- Consignes de travail:
• 1. Recopiez les lignes de données depuis leur début jusqu'à la ligne contenant « status-badge: 已开通 [564,456,624,479] » incluse, en substituant « perk-card » à « benefit-card » et sans rien modifier d'autre.
• 2. Reprenez la rédaction du texte consacré à l'OTAN et au conflit en Ukraine à partir de l'endroit où il s'arrête.

- Texte de lecture:
___

En janvier de cette année, Jens Stoltenberg déclarait avec une justesse involontaire : «Aucune paix durable n’est possible si l’oppression et la tyrannie l’emportent sur la liberté et la démocratie.» Seulement «l’oppression et la tyrannie» ne se trouvent pas forcément où il est convenu en Occident de les voir.

Les États membres de l’Union européenne doivent s’aligner sur une politique atlantiste contraire à leur intérêt national, au risque de voir l’aide financière réduite ou être menacés de sanctions – en toute démocratie. Les pays de l’OTAN sont tenus de défendre l’intérêt globaliste, les armes à la main si cela est nécessaire – en toute liberté.

Le régime globaliste est bien une tyrannie, qui manie sans complexe l’oppression, contre toute forme de résistance ou d’indépendance, qui menacent par leur expression même son existence.

L'OTAN doit légitimer son existence par des conflits

N’oublions pas que l’OTAN est une organisation militaire et non un club de bridge, qui en toute logique a besoin de conflits, latents ou ouverts, pour légitimer son existence et son financement. Plus les conflits sont intenses, plus cette organisation prend de pouvoir, car le centre de décision, et donc de pouvoir, se déplace des organes civils vers les organes militaires. Et plus les pouvoirs militaires sont forts, plus les pouvoirs civils sont faibles. Le basculement du point de prise de décision enclenche et renforce la spirale du conflit.

Il est parfaitement légitime d’interpréter en ce sens les déclarations de David Arakhamia, affirmant que les Occidentaux, notamment l’ancien Premier ministre britannique Boris Johnson, ont empêché l’Ukraine de négocier la paix avec la Russie en Turquie en 2022, à des conditions pourtant extrêmement favorables à l’Ukraine. Le but de l’OTAN n’était pas «de faire peur à la Russie» pour la conduire à négocier, mais de la vaincre sur le champ de bataille, ce que les dirigeants occidentaux répétaient à qui voulait bien l’entendre pendant l’année 2022. Il est vrai que désormais, avec l’enlisement militaire du conflit et la fin de la première phase, celle de l’euphorie, ils sont plus modérés dans leurs déclarations, ce qui ne les empêche pas de garder intactes leurs intentions.

___

- Lignes de données:
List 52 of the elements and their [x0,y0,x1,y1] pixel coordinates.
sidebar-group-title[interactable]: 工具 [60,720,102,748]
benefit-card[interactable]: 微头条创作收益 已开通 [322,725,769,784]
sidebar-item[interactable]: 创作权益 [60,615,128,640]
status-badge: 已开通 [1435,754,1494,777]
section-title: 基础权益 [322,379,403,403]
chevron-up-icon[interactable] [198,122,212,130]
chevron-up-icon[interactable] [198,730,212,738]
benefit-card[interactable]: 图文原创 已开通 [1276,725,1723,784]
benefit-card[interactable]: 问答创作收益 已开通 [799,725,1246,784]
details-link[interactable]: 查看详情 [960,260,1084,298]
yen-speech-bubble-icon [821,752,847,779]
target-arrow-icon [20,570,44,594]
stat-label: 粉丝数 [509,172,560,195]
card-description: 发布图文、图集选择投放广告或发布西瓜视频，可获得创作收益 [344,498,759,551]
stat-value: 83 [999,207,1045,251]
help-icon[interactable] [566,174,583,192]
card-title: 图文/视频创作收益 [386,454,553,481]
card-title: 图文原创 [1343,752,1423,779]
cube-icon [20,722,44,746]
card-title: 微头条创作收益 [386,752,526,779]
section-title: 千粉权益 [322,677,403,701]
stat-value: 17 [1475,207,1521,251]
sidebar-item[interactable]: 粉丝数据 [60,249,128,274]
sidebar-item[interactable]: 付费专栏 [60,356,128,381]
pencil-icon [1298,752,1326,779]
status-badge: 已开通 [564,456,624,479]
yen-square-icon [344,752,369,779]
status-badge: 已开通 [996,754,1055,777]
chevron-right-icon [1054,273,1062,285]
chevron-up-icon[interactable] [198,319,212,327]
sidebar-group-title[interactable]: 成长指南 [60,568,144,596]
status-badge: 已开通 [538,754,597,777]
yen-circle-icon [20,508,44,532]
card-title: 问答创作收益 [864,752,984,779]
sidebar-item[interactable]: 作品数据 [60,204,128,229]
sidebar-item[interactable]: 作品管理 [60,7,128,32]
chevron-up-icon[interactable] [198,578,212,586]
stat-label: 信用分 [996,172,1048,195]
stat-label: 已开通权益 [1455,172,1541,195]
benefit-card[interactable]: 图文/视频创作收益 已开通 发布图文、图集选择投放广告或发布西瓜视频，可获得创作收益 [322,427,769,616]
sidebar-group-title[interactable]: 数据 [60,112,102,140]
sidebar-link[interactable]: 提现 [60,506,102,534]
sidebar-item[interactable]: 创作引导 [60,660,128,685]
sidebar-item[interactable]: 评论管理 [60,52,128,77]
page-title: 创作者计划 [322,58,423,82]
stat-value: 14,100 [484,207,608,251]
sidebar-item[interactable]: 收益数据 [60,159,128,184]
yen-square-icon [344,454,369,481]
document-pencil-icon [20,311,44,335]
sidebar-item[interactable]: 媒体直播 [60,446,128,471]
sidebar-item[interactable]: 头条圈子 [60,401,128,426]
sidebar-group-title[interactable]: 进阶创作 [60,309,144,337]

___

- Réponses finales:
• 1.
List 52 of the elements and their [x0,y0,x1,y1] pixel coordinates.
sidebar-group-title[interactable]: 工具 [60,720,102,748]
perk-card[interactable]: 微头条创作收益 已开通 [322,725,769,784]
sidebar-item[interactable]: 创作权益 [60,615,128,640]
status-badge: 已开通 [1435,754,1494,777]
section-title: 基础权益 [322,379,403,403]
chevron-up-icon[interactable] [198,122,212,130]
chevron-up-icon[interactable] [198,730,212,738]
perk-card[interactable]: 图文原创 已开通 [1276,725,1723,784]
perk-card[interactable]: 问答创作收益 已开通 [799,725,1246,784]
details-link[interactable]: 查看详情 [960,260,1084,298]
yen-speech-bubble-icon [821,752,847,779]
target-arrow-icon [20,570,44,594]
stat-label: 粉丝数 [509,172,560,195]
card-description: 发布图文、图集选择投放广告或发布西瓜视频，可获得创作收益 [344,498,759,551]
stat-value: 83 [999,207,1045,251]
help-icon[interactable] [566,174,583,192]
card-title: 图文/视频创作收益 [386,454,553,481]
card-title: 图文原创 [1343,752,1423,779]
cube-icon [20,722,44,746]
card-title: 微头条创作收益 [386,752,526,779]
section-title: 千粉权益 [322,677,403,701]
stat-value: 17 [1475,207,1521,251]
sidebar-item[interactable]: 粉丝数据 [60,249,128,274]
sidebar-item[interactable]: 付费专栏 [60,356,128,381]
pencil-icon [1298,752,1326,779]
status-badge: 已开通 [564,456,624,479]

• 2.
Si la question de l’entrée de l’Ukraine dans l’OTAN est à ce point centrale, c’est parce que, dans ce cas, nous entrerons de plain-pied dans la Troisième Guerre mondiale, ou plutôt dans la Première Guerre globale, c’est-à-dire non pas dans une guerre entre les États qui se gagnera contre un État ou une coalition d’États, mais dans une guerre contre les États qui se gagnera non seulement sur le front, mais aussi idéologiquement par la restauration des souverainetés nationales au sein des États. La question de l’entrée de l’Ukraine dans l’OTAN est ce point de non-retour, que les Atlantistes hésitent encore à franchir, espérant pouvoir vaincre la Russie sans cela – et sans eux. 

L’on assiste d’ailleurs à une «fuite organisée» par Seymour Hersh dans les médias au sujet de soi-disant pourparlers menés, en contournant les États-Unis et le président ukrainien Zelensky, entre le fameux Valeri Zaloujny, nouveau héros médiatique occidental, et le chef de l’état-major russe, Valeri Guerassimov. Comment prendre cela au sérieux ? Avec beaucoup de pincettes...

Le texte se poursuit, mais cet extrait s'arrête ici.